--- start LISTED RECORDS ---

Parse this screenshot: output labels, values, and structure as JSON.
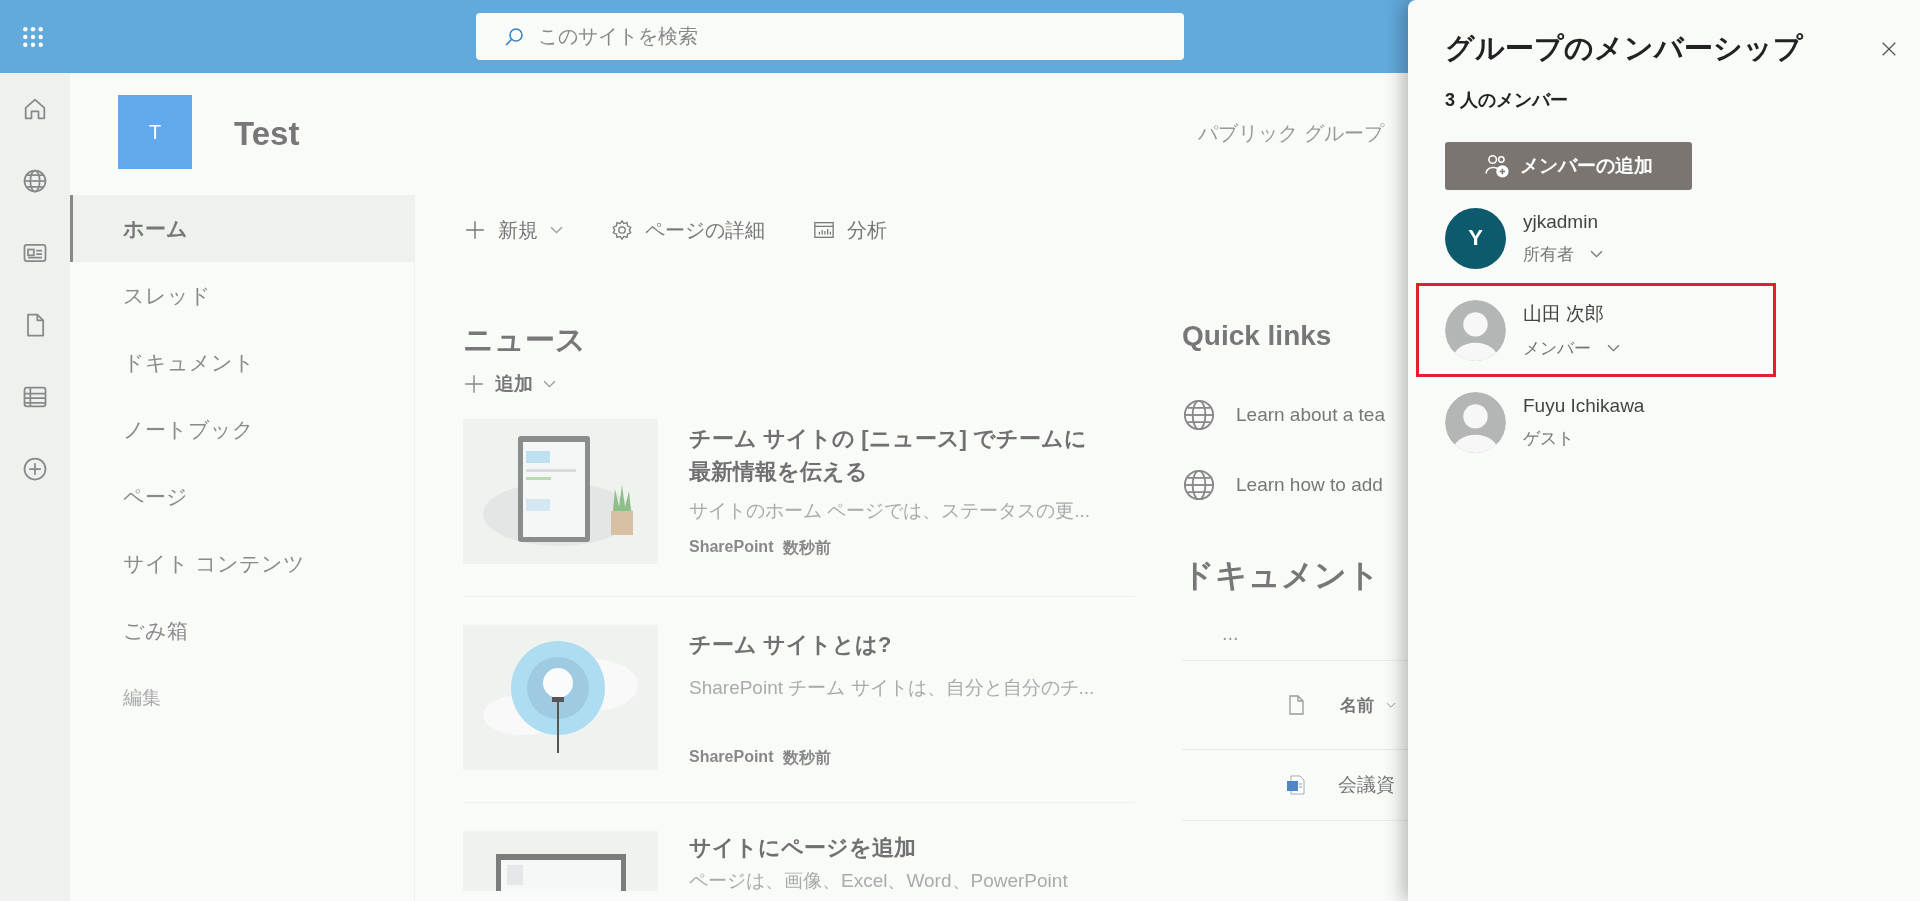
{
  "top_bar": {
    "search": {
      "placeholder": "このサイトを検索"
    }
  },
  "site": {
    "logo_letter": "T",
    "title": "Test",
    "privacy": "パブリック グループ"
  },
  "nav": [
    {
      "label": "ホーム",
      "selected": true,
      "kind": "link"
    },
    {
      "label": "スレッド",
      "selected": false,
      "kind": "link"
    },
    {
      "label": "ドキュメント",
      "selected": false,
      "kind": "link"
    },
    {
      "label": "ノートブック",
      "selected": false,
      "kind": "link"
    },
    {
      "label": "ページ",
      "selected": false,
      "kind": "link"
    },
    {
      "label": "サイト コンテンツ",
      "selected": false,
      "kind": "link"
    },
    {
      "label": "ごみ箱",
      "selected": false,
      "kind": "link"
    },
    {
      "label": "編集",
      "selected": false,
      "kind": "edit"
    }
  ],
  "command_bar": [
    {
      "label": "新規",
      "kind": "new"
    },
    {
      "label": "ページの詳細",
      "kind": "details"
    },
    {
      "label": "分析",
      "kind": "analytics"
    }
  ],
  "news": {
    "title": "ニュース",
    "add": "追加",
    "items": [
      {
        "kind": "tablet",
        "title": "チーム サイトの [ニュース] でチームに最新情報を伝える",
        "description": "サイトのホーム ページでは、ステータスの更...",
        "source": "SharePoint",
        "time": "数秒前"
      },
      {
        "kind": "bulb",
        "title": "チーム サイトとは?",
        "description": "SharePoint チーム サイトは、自分と自分のチ...",
        "source": "SharePoint",
        "time": "数秒前"
      },
      {
        "kind": "monitor",
        "title": "サイトにページを追加",
        "description": "ページは、画像、Excel、Word、PowerPoint"
      }
    ]
  },
  "quick_links": {
    "title": "Quick links",
    "items": [
      "Learn about a tea",
      "Learn how to add"
    ]
  },
  "documents": {
    "title": "ドキュメント",
    "more": "...",
    "column": "名前",
    "rows": [
      {
        "name": "会議資"
      }
    ]
  },
  "panel": {
    "title": "グループのメンバーシップ",
    "count": "3 人のメンバー",
    "add_button": "メンバーの追加",
    "members": [
      {
        "name": "yjkadmin",
        "kind": "initial",
        "initial": "Y",
        "role": "所有者",
        "has_dropdown": true,
        "highlighted": false
      },
      {
        "name": "山田 次郎",
        "kind": "silhouette",
        "role": "メンバー",
        "has_dropdown": true,
        "highlighted": true
      },
      {
        "name": "Fuyu Ichikawa",
        "kind": "silhouette",
        "role": "ゲスト",
        "has_dropdown": false,
        "highlighted": false
      }
    ]
  }
}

--- end LISTED RECORDS ---

#### EXERCISE
Without the pictures, repeat the listing above exactly.

#### RESULT OF THE TASK
Parse this screenshot: output labels, values, and structure as JSON.
{
  "top_bar": {
    "search": {
      "placeholder": "このサイトを検索"
    }
  },
  "site": {
    "logo_letter": "T",
    "title": "Test",
    "privacy": "パブリック グループ"
  },
  "nav": [
    {
      "label": "ホーム",
      "selected": true,
      "kind": "link"
    },
    {
      "label": "スレッド",
      "selected": false,
      "kind": "link"
    },
    {
      "label": "ドキュメント",
      "selected": false,
      "kind": "link"
    },
    {
      "label": "ノートブック",
      "selected": false,
      "kind": "link"
    },
    {
      "label": "ページ",
      "selected": false,
      "kind": "link"
    },
    {
      "label": "サイト コンテンツ",
      "selected": false,
      "kind": "link"
    },
    {
      "label": "ごみ箱",
      "selected": false,
      "kind": "link"
    },
    {
      "label": "編集",
      "selected": false,
      "kind": "edit"
    }
  ],
  "command_bar": [
    {
      "label": "新規",
      "kind": "new"
    },
    {
      "label": "ページの詳細",
      "kind": "details"
    },
    {
      "label": "分析",
      "kind": "analytics"
    }
  ],
  "news": {
    "title": "ニュース",
    "add": "追加",
    "items": [
      {
        "kind": "tablet",
        "title": "チーム サイトの [ニュース] でチームに最新情報を伝える",
        "description": "サイトのホーム ページでは、ステータスの更...",
        "source": "SharePoint",
        "time": "数秒前"
      },
      {
        "kind": "bulb",
        "title": "チーム サイトとは?",
        "description": "SharePoint チーム サイトは、自分と自分のチ...",
        "source": "SharePoint",
        "time": "数秒前"
      },
      {
        "kind": "monitor",
        "title": "サイトにページを追加",
        "description": "ページは、画像、Excel、Word、PowerPoint"
      }
    ]
  },
  "quick_links": {
    "title": "Quick links",
    "items": [
      "Learn about a tea",
      "Learn how to add"
    ]
  },
  "documents": {
    "title": "ドキュメント",
    "more": "...",
    "column": "名前",
    "rows": [
      {
        "name": "会議資"
      }
    ]
  },
  "panel": {
    "title": "グループのメンバーシップ",
    "count": "3 人のメンバー",
    "add_button": "メンバーの追加",
    "members": [
      {
        "name": "yjkadmin",
        "kind": "initial",
        "initial": "Y",
        "role": "所有者",
        "has_dropdown": true,
        "highlighted": false
      },
      {
        "name": "山田 次郎",
        "kind": "silhouette",
        "role": "メンバー",
        "has_dropdown": true,
        "highlighted": true
      },
      {
        "name": "Fuyu Ichikawa",
        "kind": "silhouette",
        "role": "ゲスト",
        "has_dropdown": false,
        "highlighted": false
      }
    ]
  }
}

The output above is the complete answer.